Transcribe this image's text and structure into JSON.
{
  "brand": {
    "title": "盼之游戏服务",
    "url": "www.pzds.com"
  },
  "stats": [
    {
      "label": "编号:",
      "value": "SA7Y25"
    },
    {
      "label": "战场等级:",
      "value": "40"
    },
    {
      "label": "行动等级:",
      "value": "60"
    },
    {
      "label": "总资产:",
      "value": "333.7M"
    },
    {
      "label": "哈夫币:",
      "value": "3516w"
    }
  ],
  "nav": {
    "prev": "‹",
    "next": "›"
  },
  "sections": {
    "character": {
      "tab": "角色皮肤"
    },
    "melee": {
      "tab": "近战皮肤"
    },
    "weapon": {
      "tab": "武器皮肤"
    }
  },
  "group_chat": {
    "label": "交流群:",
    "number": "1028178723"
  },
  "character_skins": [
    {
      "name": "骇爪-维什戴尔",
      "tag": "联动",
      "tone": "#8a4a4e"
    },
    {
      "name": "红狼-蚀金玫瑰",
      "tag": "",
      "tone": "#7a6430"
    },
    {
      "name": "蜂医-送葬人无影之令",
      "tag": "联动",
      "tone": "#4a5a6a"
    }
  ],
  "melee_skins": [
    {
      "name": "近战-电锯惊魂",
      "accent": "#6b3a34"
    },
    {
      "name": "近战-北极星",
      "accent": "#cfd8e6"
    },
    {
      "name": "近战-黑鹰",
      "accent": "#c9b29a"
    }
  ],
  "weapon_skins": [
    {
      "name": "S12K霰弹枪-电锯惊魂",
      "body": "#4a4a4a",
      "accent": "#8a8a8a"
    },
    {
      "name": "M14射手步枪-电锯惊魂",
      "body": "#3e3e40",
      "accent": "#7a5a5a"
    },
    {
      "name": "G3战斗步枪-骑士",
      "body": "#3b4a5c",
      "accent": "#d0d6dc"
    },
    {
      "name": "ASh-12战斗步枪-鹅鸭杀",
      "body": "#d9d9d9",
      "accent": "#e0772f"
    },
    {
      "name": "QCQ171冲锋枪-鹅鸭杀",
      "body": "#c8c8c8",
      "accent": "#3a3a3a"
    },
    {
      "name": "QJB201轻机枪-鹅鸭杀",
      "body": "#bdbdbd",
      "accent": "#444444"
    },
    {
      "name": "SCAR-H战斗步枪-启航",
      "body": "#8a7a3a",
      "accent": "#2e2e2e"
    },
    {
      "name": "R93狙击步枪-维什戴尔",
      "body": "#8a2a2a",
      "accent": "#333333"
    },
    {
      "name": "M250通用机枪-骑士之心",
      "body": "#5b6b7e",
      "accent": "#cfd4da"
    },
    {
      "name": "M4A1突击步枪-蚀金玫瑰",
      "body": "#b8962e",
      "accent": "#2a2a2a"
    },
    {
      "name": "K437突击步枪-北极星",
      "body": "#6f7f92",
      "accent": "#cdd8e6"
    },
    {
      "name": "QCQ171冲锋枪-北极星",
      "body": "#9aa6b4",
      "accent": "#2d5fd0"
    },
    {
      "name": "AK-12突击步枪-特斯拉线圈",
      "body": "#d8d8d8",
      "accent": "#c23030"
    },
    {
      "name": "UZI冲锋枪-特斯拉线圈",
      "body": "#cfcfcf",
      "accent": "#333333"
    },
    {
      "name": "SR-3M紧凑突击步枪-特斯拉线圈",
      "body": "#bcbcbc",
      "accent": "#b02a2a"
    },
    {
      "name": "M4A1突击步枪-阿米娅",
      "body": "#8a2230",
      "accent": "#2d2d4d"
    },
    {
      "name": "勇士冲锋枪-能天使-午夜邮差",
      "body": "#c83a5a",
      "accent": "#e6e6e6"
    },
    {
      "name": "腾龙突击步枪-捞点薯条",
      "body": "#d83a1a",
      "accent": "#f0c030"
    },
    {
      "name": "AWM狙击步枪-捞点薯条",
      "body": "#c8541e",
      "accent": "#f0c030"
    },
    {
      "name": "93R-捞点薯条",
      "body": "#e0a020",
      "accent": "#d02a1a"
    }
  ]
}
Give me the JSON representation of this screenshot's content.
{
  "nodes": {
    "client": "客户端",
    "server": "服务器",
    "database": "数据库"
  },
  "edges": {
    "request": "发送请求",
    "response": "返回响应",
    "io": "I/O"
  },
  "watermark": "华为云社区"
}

****************

Write out exactly the lines from the line holding "Give me the" through the last line of the data, and nothing besides those lines.

Result of this exercise:
Give me the JSON representation of this screenshot's content.
{
  "nodes": {
    "client": "客户端",
    "server": "服务器",
    "database": "数据库"
  },
  "edges": {
    "request": "发送请求",
    "response": "返回响应",
    "io": "I/O"
  },
  "watermark": "华为云社区"
}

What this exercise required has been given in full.